▶ **Your task**
For the data below, report the number of lines that contain the string "name" and nothing else.

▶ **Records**
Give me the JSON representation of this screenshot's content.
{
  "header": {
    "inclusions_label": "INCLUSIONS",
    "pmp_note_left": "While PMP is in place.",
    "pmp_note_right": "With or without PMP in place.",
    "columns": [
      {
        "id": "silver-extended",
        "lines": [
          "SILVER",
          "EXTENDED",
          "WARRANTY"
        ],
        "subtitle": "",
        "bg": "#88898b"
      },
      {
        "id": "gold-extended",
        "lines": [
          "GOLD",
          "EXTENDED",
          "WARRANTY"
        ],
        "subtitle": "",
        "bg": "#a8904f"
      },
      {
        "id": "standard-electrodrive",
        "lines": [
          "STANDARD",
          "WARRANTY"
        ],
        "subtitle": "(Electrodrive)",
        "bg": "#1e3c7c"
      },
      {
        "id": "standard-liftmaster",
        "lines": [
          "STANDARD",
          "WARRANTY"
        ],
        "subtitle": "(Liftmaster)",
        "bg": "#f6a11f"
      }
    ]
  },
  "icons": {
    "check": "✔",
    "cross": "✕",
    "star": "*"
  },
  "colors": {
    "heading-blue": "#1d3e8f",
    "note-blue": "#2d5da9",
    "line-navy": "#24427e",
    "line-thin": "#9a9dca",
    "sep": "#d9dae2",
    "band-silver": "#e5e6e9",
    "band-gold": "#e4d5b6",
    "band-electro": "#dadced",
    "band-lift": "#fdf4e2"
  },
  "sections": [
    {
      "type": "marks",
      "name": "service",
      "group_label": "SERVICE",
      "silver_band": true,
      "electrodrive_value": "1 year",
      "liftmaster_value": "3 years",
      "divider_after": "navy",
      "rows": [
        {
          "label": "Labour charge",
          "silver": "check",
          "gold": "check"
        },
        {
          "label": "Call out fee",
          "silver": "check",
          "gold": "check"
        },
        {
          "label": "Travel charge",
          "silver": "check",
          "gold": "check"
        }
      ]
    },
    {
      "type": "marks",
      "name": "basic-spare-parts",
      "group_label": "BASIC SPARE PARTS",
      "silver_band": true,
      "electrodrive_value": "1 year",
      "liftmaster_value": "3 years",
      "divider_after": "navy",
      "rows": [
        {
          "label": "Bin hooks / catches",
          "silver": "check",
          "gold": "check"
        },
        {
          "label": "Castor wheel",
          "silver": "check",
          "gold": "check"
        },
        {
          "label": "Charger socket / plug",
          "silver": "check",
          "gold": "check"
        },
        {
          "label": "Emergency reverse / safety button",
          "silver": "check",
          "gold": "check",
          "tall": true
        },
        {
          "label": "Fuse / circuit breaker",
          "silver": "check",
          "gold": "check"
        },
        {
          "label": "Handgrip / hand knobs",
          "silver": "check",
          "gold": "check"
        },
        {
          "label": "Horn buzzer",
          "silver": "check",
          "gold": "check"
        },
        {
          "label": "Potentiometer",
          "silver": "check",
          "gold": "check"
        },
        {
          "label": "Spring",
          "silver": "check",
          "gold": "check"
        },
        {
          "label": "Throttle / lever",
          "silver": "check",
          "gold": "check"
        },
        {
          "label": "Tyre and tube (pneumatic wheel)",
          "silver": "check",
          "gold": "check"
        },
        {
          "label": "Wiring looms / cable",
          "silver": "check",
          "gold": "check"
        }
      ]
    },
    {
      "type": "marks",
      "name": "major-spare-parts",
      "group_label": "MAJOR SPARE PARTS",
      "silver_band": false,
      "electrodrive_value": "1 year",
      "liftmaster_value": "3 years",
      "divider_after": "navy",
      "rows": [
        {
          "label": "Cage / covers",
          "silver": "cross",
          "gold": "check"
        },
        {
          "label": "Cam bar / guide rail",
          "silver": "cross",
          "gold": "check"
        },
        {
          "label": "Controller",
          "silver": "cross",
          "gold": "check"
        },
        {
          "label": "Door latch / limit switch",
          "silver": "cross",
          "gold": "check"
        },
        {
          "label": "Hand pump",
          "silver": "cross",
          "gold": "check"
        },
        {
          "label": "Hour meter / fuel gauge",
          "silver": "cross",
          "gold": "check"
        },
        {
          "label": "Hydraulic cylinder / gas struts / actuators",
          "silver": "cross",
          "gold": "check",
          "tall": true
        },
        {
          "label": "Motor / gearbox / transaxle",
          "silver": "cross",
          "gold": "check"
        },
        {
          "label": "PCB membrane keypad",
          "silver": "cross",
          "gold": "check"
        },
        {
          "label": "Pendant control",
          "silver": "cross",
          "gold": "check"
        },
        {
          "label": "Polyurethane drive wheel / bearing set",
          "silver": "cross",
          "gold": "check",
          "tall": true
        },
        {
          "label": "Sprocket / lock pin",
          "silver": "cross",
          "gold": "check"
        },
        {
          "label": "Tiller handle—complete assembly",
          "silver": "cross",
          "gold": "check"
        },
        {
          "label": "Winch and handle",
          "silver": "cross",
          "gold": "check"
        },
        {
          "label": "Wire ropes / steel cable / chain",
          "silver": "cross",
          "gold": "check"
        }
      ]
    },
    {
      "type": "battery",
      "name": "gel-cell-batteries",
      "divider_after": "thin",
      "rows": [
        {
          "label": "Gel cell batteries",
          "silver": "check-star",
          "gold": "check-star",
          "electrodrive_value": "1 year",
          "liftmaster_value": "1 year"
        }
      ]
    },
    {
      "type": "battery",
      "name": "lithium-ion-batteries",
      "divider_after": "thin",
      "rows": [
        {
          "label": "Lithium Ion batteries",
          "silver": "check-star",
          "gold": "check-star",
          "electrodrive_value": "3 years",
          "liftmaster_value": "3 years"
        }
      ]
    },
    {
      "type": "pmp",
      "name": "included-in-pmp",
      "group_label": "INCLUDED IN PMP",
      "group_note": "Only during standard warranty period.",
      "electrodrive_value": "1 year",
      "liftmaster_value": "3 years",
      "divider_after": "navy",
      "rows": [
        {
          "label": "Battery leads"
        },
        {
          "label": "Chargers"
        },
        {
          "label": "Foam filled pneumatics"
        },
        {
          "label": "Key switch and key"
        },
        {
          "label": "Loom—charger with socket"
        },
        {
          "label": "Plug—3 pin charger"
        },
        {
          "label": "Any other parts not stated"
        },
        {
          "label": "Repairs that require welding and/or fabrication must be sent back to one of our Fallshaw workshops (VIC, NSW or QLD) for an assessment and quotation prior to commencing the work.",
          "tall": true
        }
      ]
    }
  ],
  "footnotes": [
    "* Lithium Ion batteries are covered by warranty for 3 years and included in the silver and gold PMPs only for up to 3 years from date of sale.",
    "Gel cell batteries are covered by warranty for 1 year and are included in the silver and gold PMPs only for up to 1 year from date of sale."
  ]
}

▶ **Exercise response**
6